- **Set problem**
Rewrite the records from the beginning up to and including the line with "Identify 36 of", changing every "bar-data-label" to "value-label" and leaving everything else the same. Leave the pictures out.

++++ Dataset records ++++

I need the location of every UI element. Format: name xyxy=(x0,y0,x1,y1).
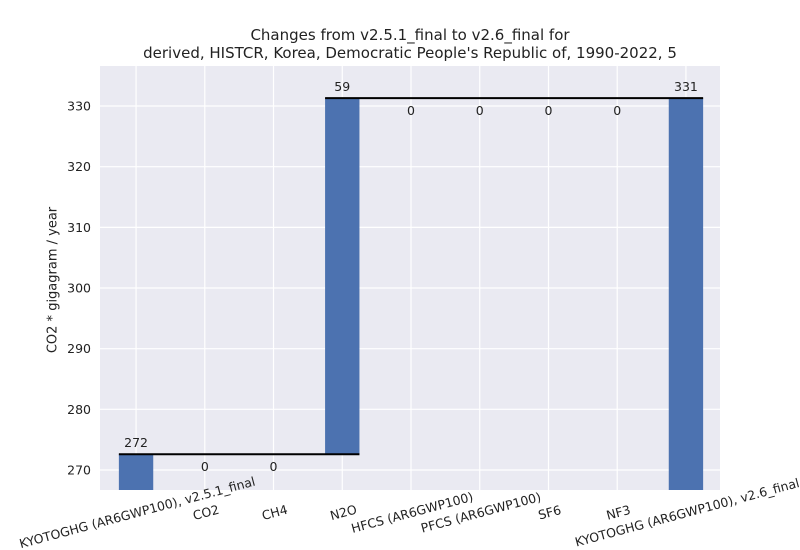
x-tick-label: CO2 xyxy=(191,502,221,523)
bar-data-label: 0 xyxy=(407,103,415,118)
y-tick-label: 290 xyxy=(67,341,91,356)
bar-data-label: 272 xyxy=(124,435,148,450)
y-tick-label: 320 xyxy=(67,159,91,174)
x-tick-label: N2O xyxy=(328,502,358,524)
bar-data-label: 0 xyxy=(613,103,621,118)
bar xyxy=(118,454,154,490)
bar-data-label: 0 xyxy=(544,103,552,118)
bar xyxy=(325,98,360,455)
x-tick-label: CH4 xyxy=(260,502,289,523)
chart-title-line-1: Changes from v2.5.1_final to v2.6_final … xyxy=(250,26,570,44)
y-tick-label: 300 xyxy=(67,281,91,296)
y-tick-label: 310 xyxy=(67,220,91,235)
bar-data-label: 0 xyxy=(476,103,484,118)
bar-data-label: 59 xyxy=(334,79,350,94)
plot-area xyxy=(100,66,720,490)
y-tick-label: 330 xyxy=(67,99,91,114)
y-tick-label: 270 xyxy=(67,462,91,477)
bar xyxy=(668,98,704,491)
bar-data-label: 331 xyxy=(674,79,698,94)
y-tick-label: 280 xyxy=(67,402,91,417)
x-tick-label: SF6 xyxy=(537,502,563,522)
x-tick-label: NF3 xyxy=(605,502,633,523)
bar-data-label: 0 xyxy=(201,459,209,474)
bar-data-label: 0 xyxy=(270,459,278,474)
chart-title-line-2: derived, HISTCR, Korea, Democratic Peopl… xyxy=(143,44,677,62)
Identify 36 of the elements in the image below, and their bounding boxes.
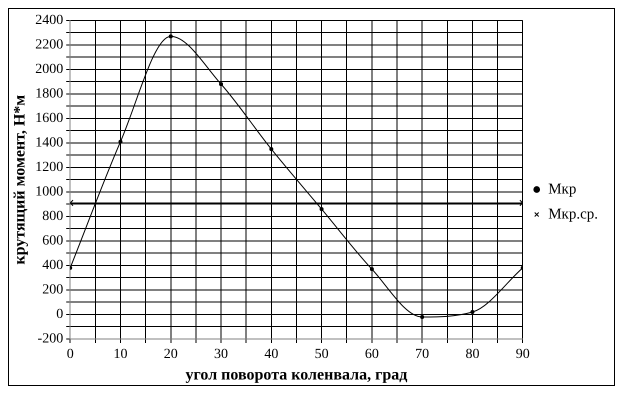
x-tick-label: 40 xyxy=(264,347,278,362)
x-tick-label: 10 xyxy=(113,347,128,362)
x-axis-title: угол поворота коленвала, град xyxy=(186,366,408,384)
point xyxy=(269,147,274,152)
point xyxy=(219,82,224,86)
x-tick-label: 80 xyxy=(465,347,480,362)
x-tick-label: 70 xyxy=(415,347,430,362)
y-tick-label: 2400 xyxy=(35,13,64,28)
x-tick-label: 30 xyxy=(214,347,228,362)
y-tick-label: 1000 xyxy=(35,184,64,200)
y-tick-label: 200 xyxy=(42,282,64,298)
y-tick-label: 1400 xyxy=(35,136,64,151)
point xyxy=(320,207,324,212)
y-tick-label: 600 xyxy=(42,234,64,249)
y-tick-label: 1200 xyxy=(35,160,64,176)
y-tick-label: 2000 xyxy=(35,62,64,78)
y-tick-label: -200 xyxy=(38,332,64,347)
y-tick-label: 2200 xyxy=(35,38,64,53)
y-tick-label: 0 xyxy=(56,307,64,322)
point xyxy=(168,34,173,38)
x-tick-label: 20 xyxy=(164,347,178,362)
legend-label: Мкр xyxy=(548,181,576,198)
point xyxy=(470,310,474,314)
legend-label: Мкр.ср. xyxy=(548,206,598,222)
x-tick-label: 50 xyxy=(314,347,329,362)
x-tick-label: 90 xyxy=(516,347,530,362)
y-axis-title: крутящий момент, Н*м xyxy=(12,94,29,265)
point xyxy=(118,140,122,144)
y-tick-label: 400 xyxy=(42,258,64,274)
x-tick-label: 60 xyxy=(364,347,379,362)
y-tick-label: 1800 xyxy=(35,86,64,102)
y-tick-label: 800 xyxy=(42,209,64,224)
x-tick-label: 0 xyxy=(66,347,74,362)
y-tick-label: 1600 xyxy=(35,111,64,126)
point xyxy=(370,267,374,272)
point xyxy=(420,314,424,319)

++++

- **Result of this exercise**
I need the location of every UI element. Format: name xyxy=(x0,y0,x1,y1).
x-tick-label: CO2 xyxy=(191,502,221,523)
value-label: 0 xyxy=(407,103,415,118)
y-tick-label: 290 xyxy=(67,341,91,356)
value-label: 272 xyxy=(124,435,148,450)
y-tick-label: 320 xyxy=(67,159,91,174)
x-tick-label: N2O xyxy=(328,502,358,524)
value-label: 0 xyxy=(613,103,621,118)
bar xyxy=(118,454,154,490)
value-label: 0 xyxy=(544,103,552,118)
bar xyxy=(325,98,360,455)
x-tick-label: CH4 xyxy=(260,502,289,523)
chart-title-line-1: Changes from v2.5.1_final to v2.6_final … xyxy=(250,26,570,44)
y-tick-label: 300 xyxy=(67,281,91,296)
y-tick-label: 310 xyxy=(67,220,91,235)
value-label: 0 xyxy=(476,103,484,118)
value-label: 59 xyxy=(334,79,350,94)
plot-area xyxy=(100,66,720,490)
y-tick-label: 330 xyxy=(67,99,91,114)
y-tick-label: 270 xyxy=(67,462,91,477)
bar xyxy=(668,98,704,491)
value-label: 331 xyxy=(674,79,698,94)
y-tick-label: 280 xyxy=(67,402,91,417)
x-tick-label: SF6 xyxy=(537,502,563,522)
x-tick-label: NF3 xyxy=(605,502,633,523)
value-label: 0 xyxy=(201,459,209,474)
value-label: 0 xyxy=(270,459,278,474)
chart-title-line-2: derived, HISTCR, Korea, Democratic Peopl… xyxy=(143,44,677,62)
Identify 36 of the elements in the image below, and their bounding boxes.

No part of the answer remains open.